Data extracted from a collection
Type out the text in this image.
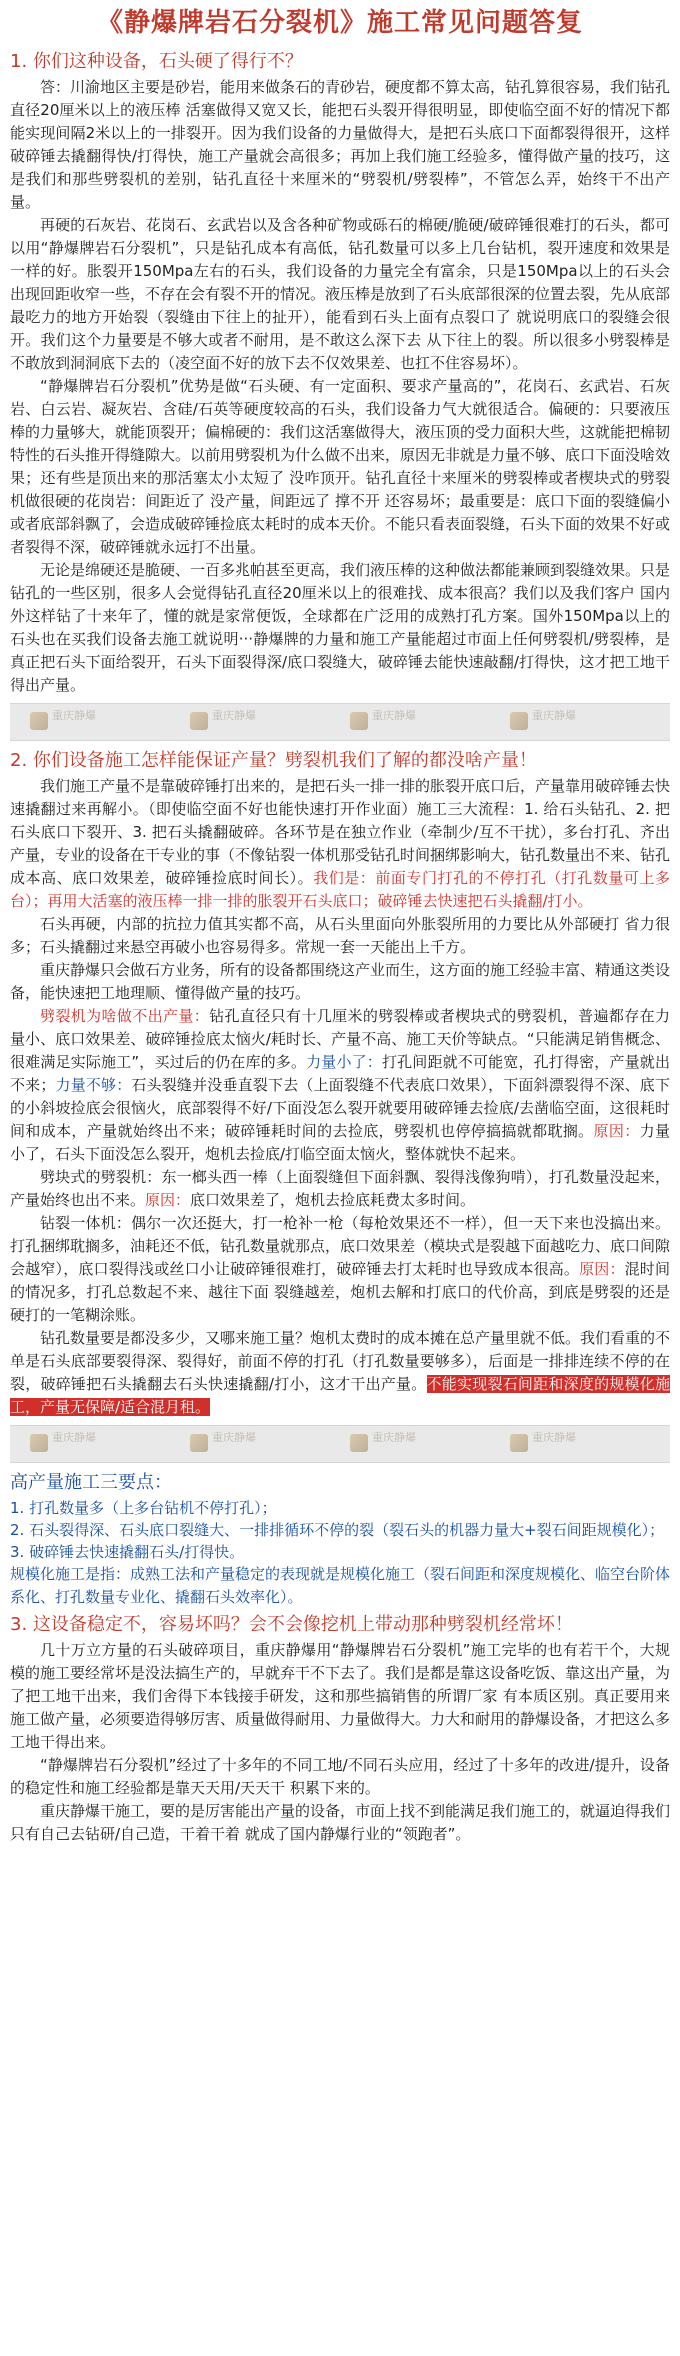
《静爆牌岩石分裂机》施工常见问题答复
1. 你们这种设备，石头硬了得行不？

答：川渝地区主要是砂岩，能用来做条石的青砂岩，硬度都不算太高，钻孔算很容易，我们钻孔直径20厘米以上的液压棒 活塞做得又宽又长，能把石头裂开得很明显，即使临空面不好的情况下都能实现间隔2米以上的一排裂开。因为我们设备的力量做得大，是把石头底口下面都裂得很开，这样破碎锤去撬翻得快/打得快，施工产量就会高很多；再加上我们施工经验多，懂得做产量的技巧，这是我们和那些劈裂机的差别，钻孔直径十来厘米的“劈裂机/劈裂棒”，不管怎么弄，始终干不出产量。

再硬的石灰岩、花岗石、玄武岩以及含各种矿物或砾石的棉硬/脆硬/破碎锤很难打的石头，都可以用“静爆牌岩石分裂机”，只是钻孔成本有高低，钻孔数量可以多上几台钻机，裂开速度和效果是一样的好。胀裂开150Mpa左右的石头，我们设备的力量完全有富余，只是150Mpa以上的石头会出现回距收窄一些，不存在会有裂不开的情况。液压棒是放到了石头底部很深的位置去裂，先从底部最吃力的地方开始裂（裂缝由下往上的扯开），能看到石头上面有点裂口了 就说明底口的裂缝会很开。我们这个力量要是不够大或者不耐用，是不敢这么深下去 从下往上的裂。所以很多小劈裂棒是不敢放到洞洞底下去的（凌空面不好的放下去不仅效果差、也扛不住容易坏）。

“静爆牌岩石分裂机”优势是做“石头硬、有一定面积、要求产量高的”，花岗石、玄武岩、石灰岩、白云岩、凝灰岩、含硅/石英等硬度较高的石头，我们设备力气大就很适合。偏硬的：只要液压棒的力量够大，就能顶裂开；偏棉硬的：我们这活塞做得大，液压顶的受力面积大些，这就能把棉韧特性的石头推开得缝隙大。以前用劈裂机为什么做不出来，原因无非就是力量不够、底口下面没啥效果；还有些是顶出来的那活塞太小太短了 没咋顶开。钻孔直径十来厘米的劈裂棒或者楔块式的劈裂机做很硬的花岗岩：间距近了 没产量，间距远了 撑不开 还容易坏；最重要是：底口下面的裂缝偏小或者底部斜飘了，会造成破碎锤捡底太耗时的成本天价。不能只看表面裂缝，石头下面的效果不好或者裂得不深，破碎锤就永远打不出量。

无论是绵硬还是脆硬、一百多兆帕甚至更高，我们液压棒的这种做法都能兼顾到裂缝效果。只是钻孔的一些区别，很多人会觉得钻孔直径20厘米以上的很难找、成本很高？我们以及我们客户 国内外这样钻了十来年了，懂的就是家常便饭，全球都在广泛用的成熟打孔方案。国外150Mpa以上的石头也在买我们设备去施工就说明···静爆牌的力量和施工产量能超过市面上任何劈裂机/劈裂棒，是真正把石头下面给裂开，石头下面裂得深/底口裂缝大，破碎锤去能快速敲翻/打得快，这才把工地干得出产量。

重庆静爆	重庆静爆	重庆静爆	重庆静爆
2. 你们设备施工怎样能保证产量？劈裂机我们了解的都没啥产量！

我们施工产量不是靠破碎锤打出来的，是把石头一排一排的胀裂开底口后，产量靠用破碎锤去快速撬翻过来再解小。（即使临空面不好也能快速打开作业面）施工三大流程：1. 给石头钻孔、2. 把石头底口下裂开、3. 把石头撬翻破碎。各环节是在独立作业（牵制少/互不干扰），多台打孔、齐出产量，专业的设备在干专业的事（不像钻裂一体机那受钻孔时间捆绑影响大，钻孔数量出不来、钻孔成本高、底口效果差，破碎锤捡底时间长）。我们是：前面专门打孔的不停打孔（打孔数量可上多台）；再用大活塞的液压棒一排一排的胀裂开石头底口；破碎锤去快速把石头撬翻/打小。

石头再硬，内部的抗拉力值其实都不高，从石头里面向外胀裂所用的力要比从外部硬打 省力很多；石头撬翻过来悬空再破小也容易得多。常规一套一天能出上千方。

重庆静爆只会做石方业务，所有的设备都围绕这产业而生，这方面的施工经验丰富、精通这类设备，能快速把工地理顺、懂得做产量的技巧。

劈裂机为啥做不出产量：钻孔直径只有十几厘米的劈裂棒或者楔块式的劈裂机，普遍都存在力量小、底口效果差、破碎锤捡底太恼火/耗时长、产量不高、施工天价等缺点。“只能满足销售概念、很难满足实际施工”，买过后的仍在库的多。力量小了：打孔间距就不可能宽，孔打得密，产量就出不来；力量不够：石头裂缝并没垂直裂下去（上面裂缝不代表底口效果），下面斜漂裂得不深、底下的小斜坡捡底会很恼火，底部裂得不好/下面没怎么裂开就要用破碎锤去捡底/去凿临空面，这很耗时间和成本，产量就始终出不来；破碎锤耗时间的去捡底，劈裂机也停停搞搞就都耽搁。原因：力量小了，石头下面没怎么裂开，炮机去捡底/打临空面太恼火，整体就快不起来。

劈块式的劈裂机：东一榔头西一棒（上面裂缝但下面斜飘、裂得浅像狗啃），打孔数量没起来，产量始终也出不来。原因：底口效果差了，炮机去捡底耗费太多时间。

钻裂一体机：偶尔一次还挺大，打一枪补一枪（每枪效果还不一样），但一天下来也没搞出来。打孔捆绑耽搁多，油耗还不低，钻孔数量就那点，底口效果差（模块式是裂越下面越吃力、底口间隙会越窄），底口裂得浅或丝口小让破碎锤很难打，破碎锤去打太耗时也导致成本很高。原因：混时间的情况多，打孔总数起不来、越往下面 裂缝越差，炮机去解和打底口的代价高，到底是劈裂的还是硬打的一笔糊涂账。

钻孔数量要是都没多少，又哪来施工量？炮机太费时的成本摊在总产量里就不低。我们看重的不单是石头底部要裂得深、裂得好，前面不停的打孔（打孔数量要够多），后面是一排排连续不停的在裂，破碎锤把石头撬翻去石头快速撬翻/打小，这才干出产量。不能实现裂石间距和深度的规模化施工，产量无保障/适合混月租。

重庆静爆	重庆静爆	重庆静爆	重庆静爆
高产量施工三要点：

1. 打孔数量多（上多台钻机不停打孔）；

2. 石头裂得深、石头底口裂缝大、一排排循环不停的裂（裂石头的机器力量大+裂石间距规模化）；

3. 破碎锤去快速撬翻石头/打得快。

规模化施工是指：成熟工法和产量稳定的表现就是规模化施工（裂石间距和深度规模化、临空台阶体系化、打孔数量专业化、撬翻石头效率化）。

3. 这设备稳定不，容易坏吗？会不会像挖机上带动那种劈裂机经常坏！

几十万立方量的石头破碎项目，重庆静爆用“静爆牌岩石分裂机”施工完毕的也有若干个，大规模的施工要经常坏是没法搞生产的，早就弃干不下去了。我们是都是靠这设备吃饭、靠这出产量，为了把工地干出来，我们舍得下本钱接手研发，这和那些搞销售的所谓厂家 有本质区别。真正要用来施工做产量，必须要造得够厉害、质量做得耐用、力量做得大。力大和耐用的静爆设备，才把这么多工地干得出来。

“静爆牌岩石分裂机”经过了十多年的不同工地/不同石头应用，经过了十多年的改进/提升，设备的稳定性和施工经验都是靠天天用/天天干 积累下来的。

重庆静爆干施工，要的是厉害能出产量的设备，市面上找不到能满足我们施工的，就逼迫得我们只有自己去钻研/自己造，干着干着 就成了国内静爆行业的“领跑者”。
...
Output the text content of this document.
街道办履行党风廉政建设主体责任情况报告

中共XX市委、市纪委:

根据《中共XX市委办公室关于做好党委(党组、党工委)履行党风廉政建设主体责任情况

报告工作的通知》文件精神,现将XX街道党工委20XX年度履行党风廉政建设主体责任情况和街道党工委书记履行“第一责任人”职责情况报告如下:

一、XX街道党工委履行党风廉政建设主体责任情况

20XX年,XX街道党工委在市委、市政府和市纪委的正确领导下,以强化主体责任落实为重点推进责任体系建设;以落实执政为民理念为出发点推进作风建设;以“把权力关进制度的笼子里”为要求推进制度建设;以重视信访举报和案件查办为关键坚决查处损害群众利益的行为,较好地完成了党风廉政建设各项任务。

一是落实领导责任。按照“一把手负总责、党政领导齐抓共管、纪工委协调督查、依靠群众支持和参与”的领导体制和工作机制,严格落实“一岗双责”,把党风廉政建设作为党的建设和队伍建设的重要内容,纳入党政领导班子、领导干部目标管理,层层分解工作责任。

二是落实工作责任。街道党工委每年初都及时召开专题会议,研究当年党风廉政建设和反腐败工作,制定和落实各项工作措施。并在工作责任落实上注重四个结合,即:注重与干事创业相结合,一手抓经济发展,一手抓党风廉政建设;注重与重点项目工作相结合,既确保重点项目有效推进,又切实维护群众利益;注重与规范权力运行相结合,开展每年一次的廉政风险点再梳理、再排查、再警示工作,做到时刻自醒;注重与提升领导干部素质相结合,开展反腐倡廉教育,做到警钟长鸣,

EXERCISE DESCRIPTION: Take each line of the material that contains the word "text" and list it.

SOLUTION FOR THIS EXERCISE:
Type out the text in this image.
Output the text content of this document.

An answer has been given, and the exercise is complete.